#### Data entries

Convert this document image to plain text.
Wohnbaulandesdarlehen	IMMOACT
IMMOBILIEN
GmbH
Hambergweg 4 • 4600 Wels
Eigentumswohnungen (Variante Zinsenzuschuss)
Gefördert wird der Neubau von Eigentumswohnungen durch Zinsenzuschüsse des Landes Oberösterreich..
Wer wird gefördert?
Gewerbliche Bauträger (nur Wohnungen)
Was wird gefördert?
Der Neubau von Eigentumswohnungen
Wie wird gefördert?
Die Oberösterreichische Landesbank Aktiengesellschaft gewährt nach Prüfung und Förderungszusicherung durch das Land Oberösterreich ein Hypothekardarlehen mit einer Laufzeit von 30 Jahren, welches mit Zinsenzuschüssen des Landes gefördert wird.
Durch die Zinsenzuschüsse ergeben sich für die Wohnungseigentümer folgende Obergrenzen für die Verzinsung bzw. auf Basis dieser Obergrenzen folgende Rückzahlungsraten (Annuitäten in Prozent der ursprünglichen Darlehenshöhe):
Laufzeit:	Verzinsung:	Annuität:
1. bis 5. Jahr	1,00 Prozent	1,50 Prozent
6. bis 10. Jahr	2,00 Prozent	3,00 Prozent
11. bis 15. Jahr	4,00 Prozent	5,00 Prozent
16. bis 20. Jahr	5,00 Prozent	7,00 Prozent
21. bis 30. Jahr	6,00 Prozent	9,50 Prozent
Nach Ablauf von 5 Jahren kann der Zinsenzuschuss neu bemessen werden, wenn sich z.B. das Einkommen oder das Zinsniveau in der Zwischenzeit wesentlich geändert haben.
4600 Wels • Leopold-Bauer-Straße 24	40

########

**Stated task:**
Your task is to transcribe the listing above in full, exactly as given.

**Reply to the task:**
Convert this document image to plain text.
Wohnbaulandesdarlehen	IMMOACT
IMMOBILIEN
GmbH
Hambergweg 4 • 4600 Wels
Eigentumswohnungen (Variante Zinsenzuschuss)
Gefördert wird der Neubau von Eigentumswohnungen durch Zinsenzuschüsse des Landes Oberösterreich..
Wer wird gefördert?
Gewerbliche Bauträger (nur Wohnungen)
Was wird gefördert?
Der Neubau von Eigentumswohnungen
Wie wird gefördert?
Die Oberösterreichische Landesbank Aktiengesellschaft gewährt nach Prüfung und Förderungszusicherung durch das Land Oberösterreich ein Hypothekardarlehen mit einer Laufzeit von 30 Jahren, welches mit Zinsenzuschüssen des Landes gefördert wird.
Durch die Zinsenzuschüsse ergeben sich für die Wohnungseigentümer folgende Obergrenzen für die Verzinsung bzw. auf Basis dieser Obergrenzen folgende Rückzahlungsraten (Annuitäten in Prozent der ursprünglichen Darlehenshöhe):
Laufzeit:	Verzinsung:	Annuität:
1. bis 5. Jahr	1,00 Prozent	1,50 Prozent
6. bis 10. Jahr	2,00 Prozent	3,00 Prozent
11. bis 15. Jahr	4,00 Prozent	5,00 Prozent
16. bis 20. Jahr	5,00 Prozent	7,00 Prozent
21. bis 30. Jahr	6,00 Prozent	9,50 Prozent
Nach Ablauf von 5 Jahren kann der Zinsenzuschuss neu bemessen werden, wenn sich z.B. das Einkommen oder das Zinsniveau in der Zwischenzeit wesentlich geändert haben.
4600 Wels • Leopold-Bauer-Straße 24	40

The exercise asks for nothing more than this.